TASK:
Copy every line from the records below that holds the word "Sonora".

--- Start RECORD EXTRACTS ---

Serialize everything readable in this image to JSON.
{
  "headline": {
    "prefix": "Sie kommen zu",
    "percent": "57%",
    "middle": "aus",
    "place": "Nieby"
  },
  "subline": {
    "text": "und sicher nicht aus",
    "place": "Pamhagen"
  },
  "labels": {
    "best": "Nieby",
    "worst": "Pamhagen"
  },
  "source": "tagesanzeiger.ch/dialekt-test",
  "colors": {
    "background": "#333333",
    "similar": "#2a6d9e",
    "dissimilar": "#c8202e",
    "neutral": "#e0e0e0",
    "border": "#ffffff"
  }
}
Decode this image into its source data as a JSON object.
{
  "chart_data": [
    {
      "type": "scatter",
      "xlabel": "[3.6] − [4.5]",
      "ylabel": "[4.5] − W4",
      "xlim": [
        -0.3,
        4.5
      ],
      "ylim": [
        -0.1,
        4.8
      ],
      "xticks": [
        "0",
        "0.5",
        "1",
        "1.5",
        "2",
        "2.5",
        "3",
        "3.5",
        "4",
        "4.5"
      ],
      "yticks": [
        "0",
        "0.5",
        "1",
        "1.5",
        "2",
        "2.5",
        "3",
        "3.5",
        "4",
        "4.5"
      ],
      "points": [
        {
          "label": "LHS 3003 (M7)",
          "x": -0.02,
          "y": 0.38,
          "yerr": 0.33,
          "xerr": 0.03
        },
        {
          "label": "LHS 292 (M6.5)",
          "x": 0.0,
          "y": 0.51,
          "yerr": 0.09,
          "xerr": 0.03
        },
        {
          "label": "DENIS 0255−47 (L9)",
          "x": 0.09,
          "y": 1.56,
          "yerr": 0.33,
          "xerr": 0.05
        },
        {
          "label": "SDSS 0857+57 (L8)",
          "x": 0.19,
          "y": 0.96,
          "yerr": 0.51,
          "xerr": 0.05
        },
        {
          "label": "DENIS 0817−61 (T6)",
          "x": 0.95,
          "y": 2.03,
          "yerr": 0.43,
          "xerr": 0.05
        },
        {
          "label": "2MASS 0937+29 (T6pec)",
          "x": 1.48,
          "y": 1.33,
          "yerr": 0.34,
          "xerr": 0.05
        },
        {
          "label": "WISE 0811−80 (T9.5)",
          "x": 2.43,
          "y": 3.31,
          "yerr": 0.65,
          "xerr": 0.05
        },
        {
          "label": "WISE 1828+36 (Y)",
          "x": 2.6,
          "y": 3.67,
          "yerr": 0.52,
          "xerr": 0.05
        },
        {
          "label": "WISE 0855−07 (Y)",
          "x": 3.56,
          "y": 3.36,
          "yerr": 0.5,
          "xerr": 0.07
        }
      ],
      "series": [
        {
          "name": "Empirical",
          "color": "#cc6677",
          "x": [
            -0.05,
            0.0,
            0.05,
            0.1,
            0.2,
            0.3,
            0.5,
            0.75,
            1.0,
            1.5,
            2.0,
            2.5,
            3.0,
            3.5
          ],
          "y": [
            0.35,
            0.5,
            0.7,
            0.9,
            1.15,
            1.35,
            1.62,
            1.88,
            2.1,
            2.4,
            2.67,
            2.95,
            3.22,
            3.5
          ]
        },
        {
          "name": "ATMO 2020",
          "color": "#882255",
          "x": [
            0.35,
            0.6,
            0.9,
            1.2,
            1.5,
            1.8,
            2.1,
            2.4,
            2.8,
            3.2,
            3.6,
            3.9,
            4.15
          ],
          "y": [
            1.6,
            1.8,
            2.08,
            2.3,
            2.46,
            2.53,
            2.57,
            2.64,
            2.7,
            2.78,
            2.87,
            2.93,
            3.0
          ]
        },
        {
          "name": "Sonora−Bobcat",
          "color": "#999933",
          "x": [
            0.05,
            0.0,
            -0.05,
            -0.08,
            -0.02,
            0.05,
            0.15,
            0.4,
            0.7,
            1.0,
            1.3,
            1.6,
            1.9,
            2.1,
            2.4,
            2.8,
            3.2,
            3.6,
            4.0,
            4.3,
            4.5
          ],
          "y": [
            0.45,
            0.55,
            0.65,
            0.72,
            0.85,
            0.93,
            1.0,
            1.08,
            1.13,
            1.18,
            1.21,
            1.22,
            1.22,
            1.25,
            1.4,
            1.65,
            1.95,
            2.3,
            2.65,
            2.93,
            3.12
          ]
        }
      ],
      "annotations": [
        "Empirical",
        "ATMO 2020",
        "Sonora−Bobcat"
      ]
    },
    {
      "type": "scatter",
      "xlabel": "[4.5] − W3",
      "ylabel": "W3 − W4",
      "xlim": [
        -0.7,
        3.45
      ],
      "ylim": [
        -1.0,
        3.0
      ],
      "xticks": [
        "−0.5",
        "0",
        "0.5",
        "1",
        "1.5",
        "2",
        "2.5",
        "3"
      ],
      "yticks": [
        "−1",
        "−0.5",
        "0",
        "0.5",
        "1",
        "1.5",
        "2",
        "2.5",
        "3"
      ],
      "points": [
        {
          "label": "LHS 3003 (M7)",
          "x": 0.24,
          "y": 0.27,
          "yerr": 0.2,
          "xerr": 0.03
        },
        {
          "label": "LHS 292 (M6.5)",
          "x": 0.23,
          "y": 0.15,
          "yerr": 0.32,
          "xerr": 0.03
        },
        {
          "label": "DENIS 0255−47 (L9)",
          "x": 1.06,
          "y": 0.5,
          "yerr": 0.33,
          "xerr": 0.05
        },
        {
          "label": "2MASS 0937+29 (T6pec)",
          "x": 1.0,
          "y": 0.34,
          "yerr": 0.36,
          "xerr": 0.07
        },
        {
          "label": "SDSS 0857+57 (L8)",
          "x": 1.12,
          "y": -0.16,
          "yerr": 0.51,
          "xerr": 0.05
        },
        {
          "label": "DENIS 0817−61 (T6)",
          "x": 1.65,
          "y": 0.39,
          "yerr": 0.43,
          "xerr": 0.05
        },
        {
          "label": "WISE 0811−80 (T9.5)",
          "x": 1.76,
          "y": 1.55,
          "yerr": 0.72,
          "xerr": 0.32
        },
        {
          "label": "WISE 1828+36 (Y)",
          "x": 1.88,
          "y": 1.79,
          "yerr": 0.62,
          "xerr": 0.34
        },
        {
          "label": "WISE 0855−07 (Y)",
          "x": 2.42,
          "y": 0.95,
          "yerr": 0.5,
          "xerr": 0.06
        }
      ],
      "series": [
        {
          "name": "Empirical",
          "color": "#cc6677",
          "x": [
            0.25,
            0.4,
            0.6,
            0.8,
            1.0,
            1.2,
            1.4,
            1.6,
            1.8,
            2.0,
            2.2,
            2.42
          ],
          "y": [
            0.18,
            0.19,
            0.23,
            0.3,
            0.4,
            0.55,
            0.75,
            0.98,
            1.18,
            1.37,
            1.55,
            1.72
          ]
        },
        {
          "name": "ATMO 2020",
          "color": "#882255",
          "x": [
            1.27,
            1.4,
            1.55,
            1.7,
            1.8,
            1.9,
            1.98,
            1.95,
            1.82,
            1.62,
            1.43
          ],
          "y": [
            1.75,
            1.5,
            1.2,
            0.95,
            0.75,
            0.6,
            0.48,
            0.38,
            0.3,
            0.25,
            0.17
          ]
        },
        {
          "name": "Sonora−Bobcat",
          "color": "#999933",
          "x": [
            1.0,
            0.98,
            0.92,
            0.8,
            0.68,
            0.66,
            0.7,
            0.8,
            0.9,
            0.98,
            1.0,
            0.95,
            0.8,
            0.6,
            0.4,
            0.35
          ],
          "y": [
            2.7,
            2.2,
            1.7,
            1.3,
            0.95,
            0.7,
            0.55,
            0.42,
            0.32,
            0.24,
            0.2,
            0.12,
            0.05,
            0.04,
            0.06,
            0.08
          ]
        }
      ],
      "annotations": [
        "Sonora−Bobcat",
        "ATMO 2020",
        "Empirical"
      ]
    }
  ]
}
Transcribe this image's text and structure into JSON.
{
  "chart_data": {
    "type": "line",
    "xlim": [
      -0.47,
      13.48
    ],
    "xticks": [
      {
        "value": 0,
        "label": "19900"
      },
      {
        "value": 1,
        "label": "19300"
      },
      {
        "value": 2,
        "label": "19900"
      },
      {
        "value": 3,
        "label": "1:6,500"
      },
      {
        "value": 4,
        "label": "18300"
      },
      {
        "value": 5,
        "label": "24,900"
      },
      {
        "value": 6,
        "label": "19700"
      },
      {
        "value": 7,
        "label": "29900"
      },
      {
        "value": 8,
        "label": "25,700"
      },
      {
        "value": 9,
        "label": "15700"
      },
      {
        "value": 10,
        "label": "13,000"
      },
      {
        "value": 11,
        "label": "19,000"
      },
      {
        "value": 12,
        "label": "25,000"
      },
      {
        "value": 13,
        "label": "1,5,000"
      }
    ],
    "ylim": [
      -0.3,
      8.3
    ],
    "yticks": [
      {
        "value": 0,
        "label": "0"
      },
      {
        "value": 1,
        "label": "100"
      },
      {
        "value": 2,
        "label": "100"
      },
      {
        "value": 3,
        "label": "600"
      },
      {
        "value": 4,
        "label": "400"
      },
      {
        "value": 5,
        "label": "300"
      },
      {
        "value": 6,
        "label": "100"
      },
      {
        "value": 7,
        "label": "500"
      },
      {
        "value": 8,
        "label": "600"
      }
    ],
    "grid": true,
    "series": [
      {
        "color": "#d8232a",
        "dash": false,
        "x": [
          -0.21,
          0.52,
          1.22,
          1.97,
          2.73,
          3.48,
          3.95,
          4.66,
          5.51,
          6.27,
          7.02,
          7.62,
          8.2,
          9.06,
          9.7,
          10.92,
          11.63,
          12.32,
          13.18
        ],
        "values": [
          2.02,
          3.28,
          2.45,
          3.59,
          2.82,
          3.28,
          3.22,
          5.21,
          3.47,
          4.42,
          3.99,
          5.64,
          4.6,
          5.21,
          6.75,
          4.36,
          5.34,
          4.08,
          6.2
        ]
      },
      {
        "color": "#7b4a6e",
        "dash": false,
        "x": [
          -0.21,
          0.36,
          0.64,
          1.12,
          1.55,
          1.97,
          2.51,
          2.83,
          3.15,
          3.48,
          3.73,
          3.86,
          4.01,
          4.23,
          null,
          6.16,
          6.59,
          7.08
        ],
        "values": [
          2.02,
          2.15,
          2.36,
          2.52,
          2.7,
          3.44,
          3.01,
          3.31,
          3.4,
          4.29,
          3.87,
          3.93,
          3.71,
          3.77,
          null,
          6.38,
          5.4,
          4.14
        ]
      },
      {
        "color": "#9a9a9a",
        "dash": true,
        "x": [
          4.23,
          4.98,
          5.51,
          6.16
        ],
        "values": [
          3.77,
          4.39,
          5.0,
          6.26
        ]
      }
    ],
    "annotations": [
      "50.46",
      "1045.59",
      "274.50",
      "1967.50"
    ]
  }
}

--- End RECORD EXTRACTS ---

ANSWER IN FULL:
          "name": "Sonora−Bobcat",
        "Sonora−Bobcat"
          "name": "Sonora−Bobcat",
        "Sonora−Bobcat",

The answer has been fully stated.